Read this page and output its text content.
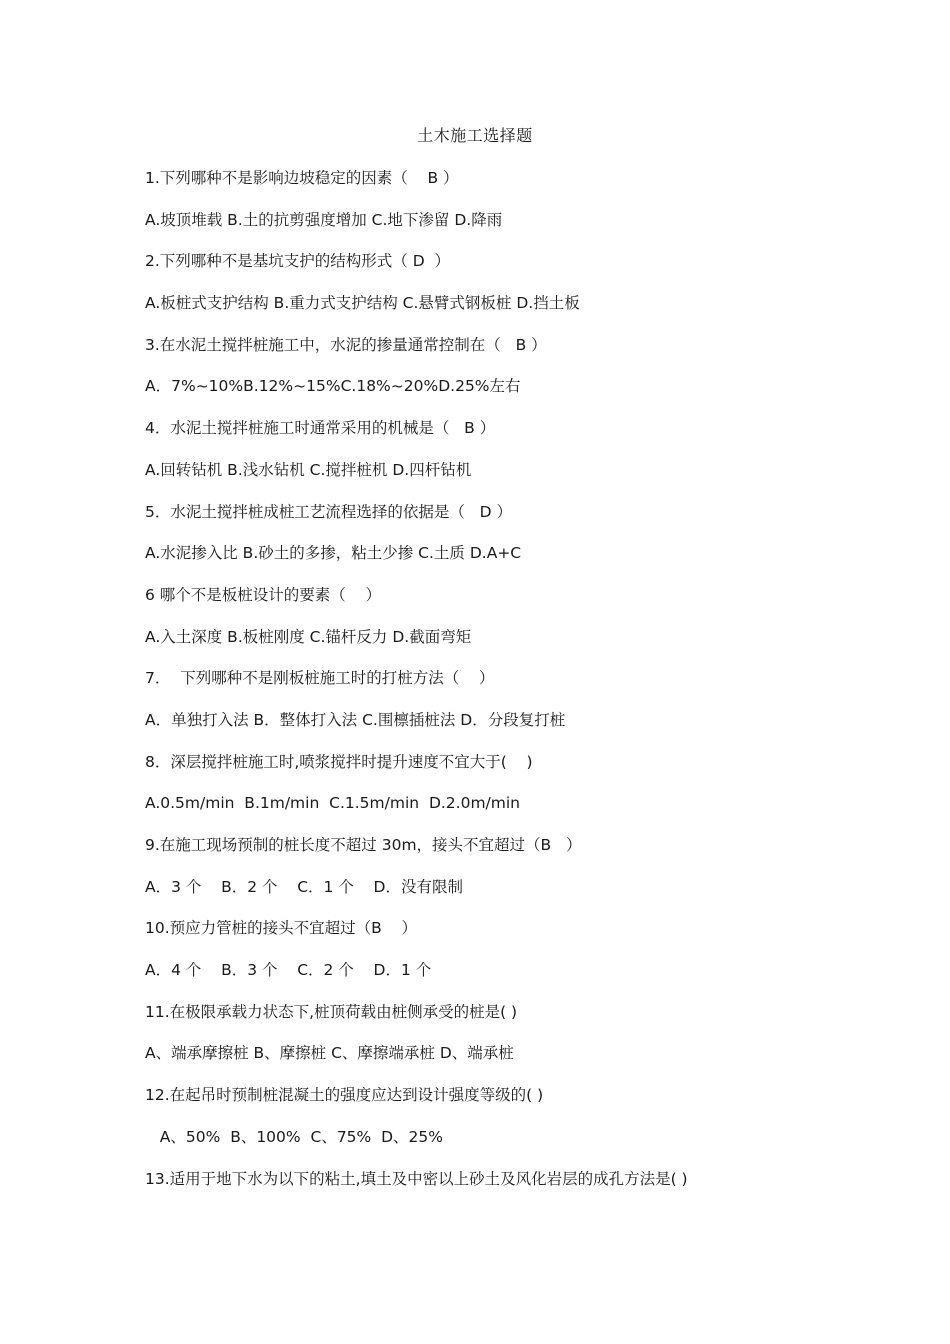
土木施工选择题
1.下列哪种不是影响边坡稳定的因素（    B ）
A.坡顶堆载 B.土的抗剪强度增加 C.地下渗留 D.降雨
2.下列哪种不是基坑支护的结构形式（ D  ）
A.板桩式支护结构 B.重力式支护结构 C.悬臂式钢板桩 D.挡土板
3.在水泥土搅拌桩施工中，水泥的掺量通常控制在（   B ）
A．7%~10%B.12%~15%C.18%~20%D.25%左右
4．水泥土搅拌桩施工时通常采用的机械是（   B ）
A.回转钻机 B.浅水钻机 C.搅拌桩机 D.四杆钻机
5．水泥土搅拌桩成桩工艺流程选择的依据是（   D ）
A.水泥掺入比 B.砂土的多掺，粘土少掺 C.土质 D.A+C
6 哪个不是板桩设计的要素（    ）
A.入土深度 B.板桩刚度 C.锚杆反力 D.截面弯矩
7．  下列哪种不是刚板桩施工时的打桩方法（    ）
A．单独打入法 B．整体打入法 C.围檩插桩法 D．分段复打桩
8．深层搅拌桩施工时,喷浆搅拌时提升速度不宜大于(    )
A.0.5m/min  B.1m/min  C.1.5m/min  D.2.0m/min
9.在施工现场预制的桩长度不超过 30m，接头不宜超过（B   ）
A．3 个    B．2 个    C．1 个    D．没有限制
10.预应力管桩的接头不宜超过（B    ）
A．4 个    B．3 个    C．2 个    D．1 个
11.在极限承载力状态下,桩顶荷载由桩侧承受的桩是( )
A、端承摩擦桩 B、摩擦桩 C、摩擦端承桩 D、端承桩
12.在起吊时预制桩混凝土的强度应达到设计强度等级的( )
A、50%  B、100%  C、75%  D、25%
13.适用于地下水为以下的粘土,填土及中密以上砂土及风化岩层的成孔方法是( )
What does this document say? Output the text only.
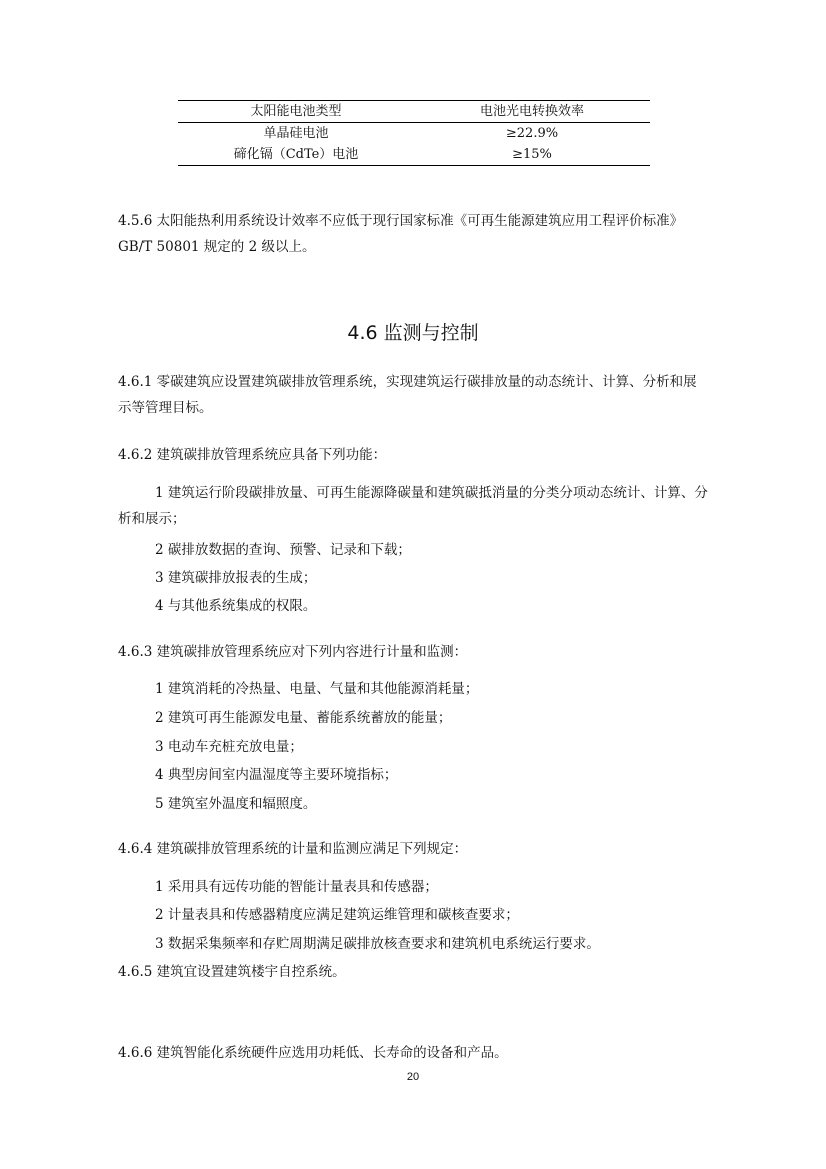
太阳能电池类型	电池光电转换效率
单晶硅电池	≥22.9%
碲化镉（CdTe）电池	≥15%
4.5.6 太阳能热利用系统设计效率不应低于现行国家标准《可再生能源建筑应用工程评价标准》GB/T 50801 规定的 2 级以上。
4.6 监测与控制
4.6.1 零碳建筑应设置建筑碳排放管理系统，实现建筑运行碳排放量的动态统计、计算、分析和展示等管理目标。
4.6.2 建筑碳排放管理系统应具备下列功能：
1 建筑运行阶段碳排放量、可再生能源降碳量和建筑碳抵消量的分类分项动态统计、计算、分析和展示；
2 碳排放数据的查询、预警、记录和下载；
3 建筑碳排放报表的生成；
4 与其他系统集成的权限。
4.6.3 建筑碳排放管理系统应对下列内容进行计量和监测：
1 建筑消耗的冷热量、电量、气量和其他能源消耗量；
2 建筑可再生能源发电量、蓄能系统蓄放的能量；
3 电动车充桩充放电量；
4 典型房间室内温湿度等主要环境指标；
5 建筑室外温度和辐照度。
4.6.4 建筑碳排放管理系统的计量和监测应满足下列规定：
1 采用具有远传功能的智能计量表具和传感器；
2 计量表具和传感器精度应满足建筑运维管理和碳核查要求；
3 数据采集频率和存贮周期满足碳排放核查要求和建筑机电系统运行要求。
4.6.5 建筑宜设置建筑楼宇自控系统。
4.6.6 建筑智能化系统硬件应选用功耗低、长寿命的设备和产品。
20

-=-=-=-=-

• EXERCISE INSTRUCTIONS
Write out the listing above again, exactly, but with no pictures in the copy.

• WRITTEN RESPONSE
Read this page and output its text content.
土木施工选择题
1.下列哪种不是影响边坡稳定的因素（    B ）
A.坡顶堆载 B.土的抗剪强度增加 C.地下渗留 D.降雨
2.下列哪种不是基坑支护的结构形式（ D  ）
A.板桩式支护结构 B.重力式支护结构 C.悬臂式钢板桩 D.挡土板
3.在水泥土搅拌桩施工中，水泥的掺量通常控制在（   B ）
A．7%~10%B.12%~15%C.18%~20%D.25%左右
4．水泥土搅拌桩施工时通常采用的机械是（   B ）
A.回转钻机 B.浅水钻机 C.搅拌桩机 D.四杆钻机
5．水泥土搅拌桩成桩工艺流程选择的依据是（   D ）
A.水泥掺入比 B.砂土的多掺，粘土少掺 C.土质 D.A+C
6 哪个不是板桩设计的要素（    ）
A.入土深度 B.板桩刚度 C.锚杆反力 D.截面弯矩
7．  下列哪种不是刚板桩施工时的打桩方法（    ）
A．单独打入法 B．整体打入法 C.围檩插桩法 D．分段复打桩
8．深层搅拌桩施工时,喷浆搅拌时提升速度不宜大于(    )
A.0.5m/min  B.1m/min  C.1.5m/min  D.2.0m/min
9.在施工现场预制的桩长度不超过 30m，接头不宜超过（B   ）
A．3 个    B．2 个    C．1 个    D．没有限制
10.预应力管桩的接头不宜超过（B    ）
A．4 个    B．3 个    C．2 个    D．1 个
11.在极限承载力状态下,桩顶荷载由桩侧承受的桩是( )
A、端承摩擦桩 B、摩擦桩 C、摩擦端承桩 D、端承桩
12.在起吊时预制桩混凝土的强度应达到设计强度等级的( )
A、50%  B、100%  C、75%  D、25%
13.适用于地下水为以下的粘土,填土及中密以上砂土及风化岩层的成孔方法是( )
What does this document say? Output the text only.
太阳能电池类型	电池光电转换效率
单晶硅电池	≥22.9%
碲化镉（CdTe）电池	≥15%
4.5.6 太阳能热利用系统设计效率不应低于现行国家标准《可再生能源建筑应用工程评价标准》GB/T 50801 规定的 2 级以上。
4.6 监测与控制
4.6.1 零碳建筑应设置建筑碳排放管理系统，实现建筑运行碳排放量的动态统计、计算、分析和展示等管理目标。
4.6.2 建筑碳排放管理系统应具备下列功能：
1 建筑运行阶段碳排放量、可再生能源降碳量和建筑碳抵消量的分类分项动态统计、计算、分析和展示；
2 碳排放数据的查询、预警、记录和下载；
3 建筑碳排放报表的生成；
4 与其他系统集成的权限。
4.6.3 建筑碳排放管理系统应对下列内容进行计量和监测：
1 建筑消耗的冷热量、电量、气量和其他能源消耗量；
2 建筑可再生能源发电量、蓄能系统蓄放的能量；
3 电动车充桩充放电量；
4 典型房间室内温湿度等主要环境指标；
5 建筑室外温度和辐照度。
4.6.4 建筑碳排放管理系统的计量和监测应满足下列规定：
1 采用具有远传功能的智能计量表具和传感器；
2 计量表具和传感器精度应满足建筑运维管理和碳核查要求；
3 数据采集频率和存贮周期满足碳排放核查要求和建筑机电系统运行要求。
4.6.5 建筑宜设置建筑楼宇自控系统。
4.6.6 建筑智能化系统硬件应选用功耗低、长寿命的设备和产品。
20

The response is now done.